## Information supplied
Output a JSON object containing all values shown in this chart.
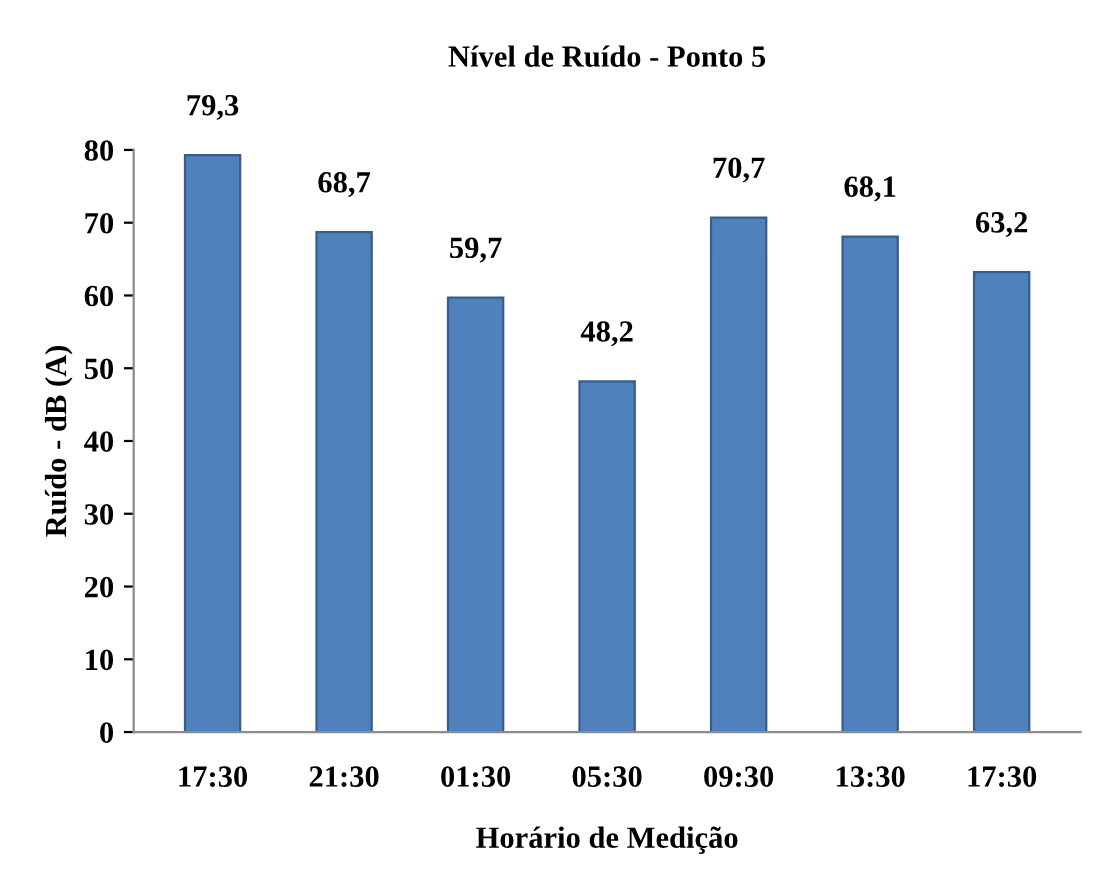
{
  "chart_data": {
    "type": "bar",
    "title": "Nível de Ruído - Ponto 5",
    "xlabel": "Horário de Medição",
    "ylabel": "Ruído - dB (A)",
    "categories": [
      "17:30",
      "21:30",
      "01:30",
      "05:30",
      "09:30",
      "13:30",
      "17:30"
    ],
    "values": [
      79.3,
      68.7,
      59.7,
      48.2,
      70.7,
      68.1,
      63.2
    ],
    "value_labels": [
      "79,3",
      "68,7",
      "59,7",
      "48,2",
      "70,7",
      "68,1",
      "63,2"
    ],
    "color": "#4f81bd",
    "ylim": [
      0,
      80
    ],
    "yticks": [
      0,
      10,
      20,
      30,
      40,
      50,
      60,
      70,
      80
    ],
    "grid": false,
    "legend": false
  }
}
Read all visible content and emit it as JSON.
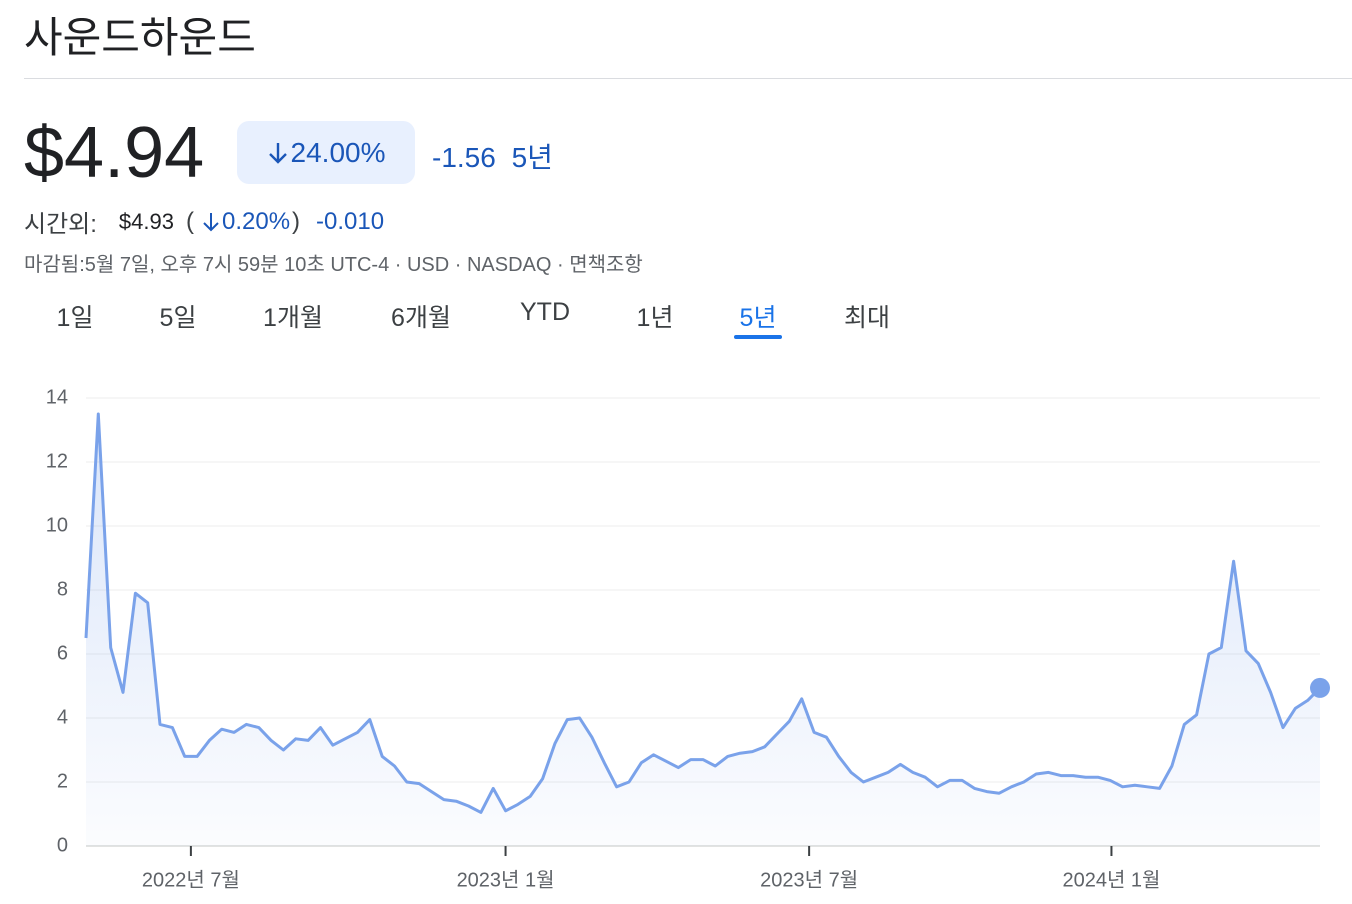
{
  "header": {
    "title": "사운드하운드"
  },
  "quote": {
    "price": "$4.94",
    "change_pct": "24.00%",
    "change": "-1.56",
    "period": "5년"
  },
  "after_hours": {
    "label": "시간외:",
    "price": "$4.93",
    "paren_open": "(",
    "change_pct": "0.20%",
    "paren_close": ")",
    "change": "-0.010"
  },
  "close_info": "마감됨:5월 7일, 오후 7시 59분 10초 UTC-4 · USD · NASDAQ · 면책조항",
  "tabs": {
    "items": [
      "1일",
      "5일",
      "1개월",
      "6개월",
      "YTD",
      "1년",
      "5년",
      "최대"
    ],
    "selected": 6
  },
  "chart_data": {
    "type": "line",
    "series": [
      {
        "color": "#7aa2ea",
        "values": [
          6.5,
          13.5,
          6.2,
          4.8,
          7.9,
          7.6,
          3.8,
          3.7,
          2.8,
          2.8,
          3.3,
          3.65,
          3.55,
          3.8,
          3.7,
          3.3,
          3.0,
          3.35,
          3.3,
          3.7,
          3.15,
          3.35,
          3.55,
          3.95,
          2.8,
          2.5,
          2.0,
          1.95,
          1.7,
          1.45,
          1.4,
          1.25,
          1.05,
          1.8,
          1.1,
          1.3,
          1.55,
          2.1,
          3.2,
          3.95,
          4.0,
          3.4,
          2.6,
          1.85,
          2.0,
          2.6,
          2.85,
          2.65,
          2.45,
          2.7,
          2.7,
          2.5,
          2.8,
          2.9,
          2.95,
          3.1,
          3.5,
          3.9,
          4.6,
          3.55,
          3.4,
          2.8,
          2.3,
          2.0,
          2.15,
          2.3,
          2.55,
          2.3,
          2.15,
          1.85,
          2.05,
          2.05,
          1.8,
          1.7,
          1.65,
          1.85,
          2.0,
          2.25,
          2.3,
          2.2,
          2.2,
          2.15,
          2.15,
          2.05,
          1.85,
          1.9,
          1.85,
          1.8,
          2.5,
          3.8,
          4.1,
          6.0,
          6.2,
          8.9,
          6.1,
          5.7,
          4.8,
          3.7,
          4.3,
          4.55,
          4.94
        ]
      }
    ],
    "xlim": [
      0,
      100
    ],
    "xticks": [
      {
        "value": 8.5,
        "label": "2022년 7월"
      },
      {
        "value": 34,
        "label": "2023년 1월"
      },
      {
        "value": 58.6,
        "label": "2023년 7월"
      },
      {
        "value": 83.1,
        "label": "2024년 1월"
      }
    ],
    "ylim": [
      0,
      14
    ],
    "yticks": [
      0,
      2,
      4,
      6,
      8,
      10,
      12,
      14
    ],
    "grid": true
  }
}
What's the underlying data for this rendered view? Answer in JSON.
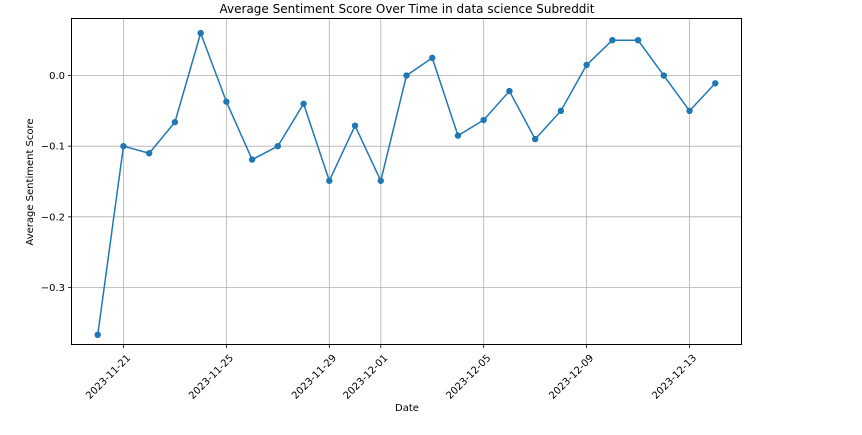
{
  "chart_data": {
    "type": "line",
    "title": "Average Sentiment Score Over Time in data science Subreddit",
    "xlabel": "Date",
    "ylabel": "Average Sentiment Score",
    "x_ticks": [
      "2023-11-21",
      "2023-11-25",
      "2023-11-29",
      "2023-12-01",
      "2023-12-05",
      "2023-12-09",
      "2023-12-13"
    ],
    "y_ticks": [
      "−0.3",
      "−0.2",
      "−0.1",
      "0.0"
    ],
    "y_tick_values": [
      -0.3,
      -0.2,
      -0.1,
      0.0
    ],
    "xlim": [
      "2023-11-19",
      "2023-12-15"
    ],
    "ylim": [
      -0.38,
      0.08
    ],
    "grid": true,
    "marker": "circle",
    "colors": {
      "line": "#1f77b4",
      "grid": "#b0b0b0",
      "axes": "#000000"
    },
    "series": [
      {
        "x": [
          "2023-11-20",
          "2023-11-21",
          "2023-11-22",
          "2023-11-23",
          "2023-11-24",
          "2023-11-25",
          "2023-11-26",
          "2023-11-27",
          "2023-11-28",
          "2023-11-29",
          "2023-11-30",
          "2023-12-01",
          "2023-12-02",
          "2023-12-03",
          "2023-12-04",
          "2023-12-05",
          "2023-12-06",
          "2023-12-07",
          "2023-12-08",
          "2023-12-09",
          "2023-12-10",
          "2023-12-11",
          "2023-12-12",
          "2023-12-13",
          "2023-12-14"
        ],
        "values": [
          -0.367,
          -0.1,
          -0.11,
          -0.066,
          0.06,
          -0.037,
          -0.119,
          -0.1,
          -0.04,
          -0.149,
          -0.071,
          -0.149,
          0.0,
          0.025,
          -0.085,
          -0.063,
          -0.022,
          -0.09,
          -0.05,
          0.015,
          0.05,
          0.05,
          0.0,
          -0.05,
          -0.011
        ]
      }
    ]
  }
}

## Stated problem
Lines holding the word "ylabel" in the entries above are the ones to pull out. Copy them all.

## Solution for this problem
    "ylabel": "Ruído - dB (A)",
    "ylabel": "Average Sentiment Score",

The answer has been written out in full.